◆ **CONSIGNE DONNÉE**:
Convertissez les lignes de toutes les entrées en un tableau Markdown à deux colonnes, « n° » pour le numéro de rangée et « Ligne » pour le texte. Omettez les lignes vides et n'incluez pas les images dans la réponse.

##### MATÉRIEL D'EXERCICE #####

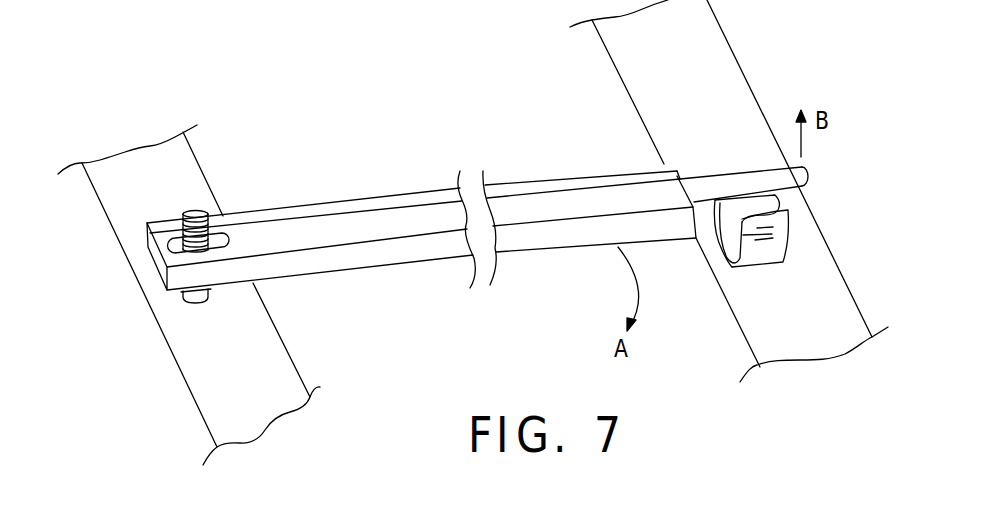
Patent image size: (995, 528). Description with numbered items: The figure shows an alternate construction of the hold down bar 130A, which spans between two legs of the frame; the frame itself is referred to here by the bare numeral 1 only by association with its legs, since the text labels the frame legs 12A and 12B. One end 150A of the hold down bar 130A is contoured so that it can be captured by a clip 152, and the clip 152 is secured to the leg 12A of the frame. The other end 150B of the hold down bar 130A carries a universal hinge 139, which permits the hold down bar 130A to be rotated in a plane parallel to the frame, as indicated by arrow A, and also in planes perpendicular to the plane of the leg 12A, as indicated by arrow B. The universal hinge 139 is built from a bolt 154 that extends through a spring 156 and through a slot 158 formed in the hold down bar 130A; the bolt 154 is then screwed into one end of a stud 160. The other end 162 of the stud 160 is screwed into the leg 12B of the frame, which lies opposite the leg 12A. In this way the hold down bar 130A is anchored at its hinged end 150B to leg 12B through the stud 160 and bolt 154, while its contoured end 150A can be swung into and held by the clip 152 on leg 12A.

The assembly 1 is at (568, 198).
The leg 12A is at (690, 63).
The leg 12B is at (252, 280).
The hold down bar 130A is at (380, 232).
The universal hinge 139 is at (185, 258).
The end 150A is at (753, 176).
The other end 150B is at (229, 201).
The clip 152 is at (775, 250).
The bolt 154 is at (192, 210).
The spring 156 is at (150, 240).
The slot 158 is at (226, 246).
The stud 160 is at (187, 297).
The other end 162 is at (197, 303).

#####

◆ **RÉPONSE COMPLÈTE**:
| n° | Ligne |
|---|---|
| 1 | Patent image size: (995, 528). Description with numbered items: The figure shows an alternate construction of the hold down bar 130A, which spans between two legs of the frame; the frame itself is referred to here by the bare numeral 1 only by association with its legs, since the text labels the frame legs 12A and 12B. One end 150A of the hold down bar 130A is contoured so that it can be captured by a clip 152, and the clip 152 is secured to the leg 12A of the frame. The other end 150B of the hold down bar 130A carries a universal hinge 139, which permits the hold down bar 130A to be rotated in a plane parallel to the frame, as indicated by arrow A, and also in planes perpendicular to the plane of the leg 12A, as indicated by arrow B. The universal hinge 139 is built from a bolt 154 that extends through a spring 156 and through a slot 158 formed in the hold down bar 130A; the bolt 154 is then screwed into one end of a stud 160. The other end 162 of the stud 160 is screwed into the leg 12B of the frame, which lies opposite the leg 12A. In this way the hold down bar 130A is anchored at its hinged end 150B to leg 12B through the stud 160 and bolt 154, while its contoured end 150A can be swung into and held by the clip 152 on leg 12A. |
| 2 | The assembly 1 is at (568, 198). |
| 3 | The leg 12A is at (690, 63). |
| 4 | The leg 12B is at (252, 280). |
| 5 | The hold down bar 130A is at (380, 232). |
| 6 | The universal hinge 139 is at (185, 258). |
| 7 | The end 150A is at (753, 176). |
| 8 | The other end 150B is at (229, 201). |
| 9 | The clip 152 is at (775, 250). |
| 10 | The bolt 154 is at (192, 210). |
| 11 | The spring 156 is at (150, 240). |
| 12 | The slot 158 is at (226, 246). |
| 13 | The stud 160 is at (187, 297). |
| 14 | The other end 162 is at (197, 303). |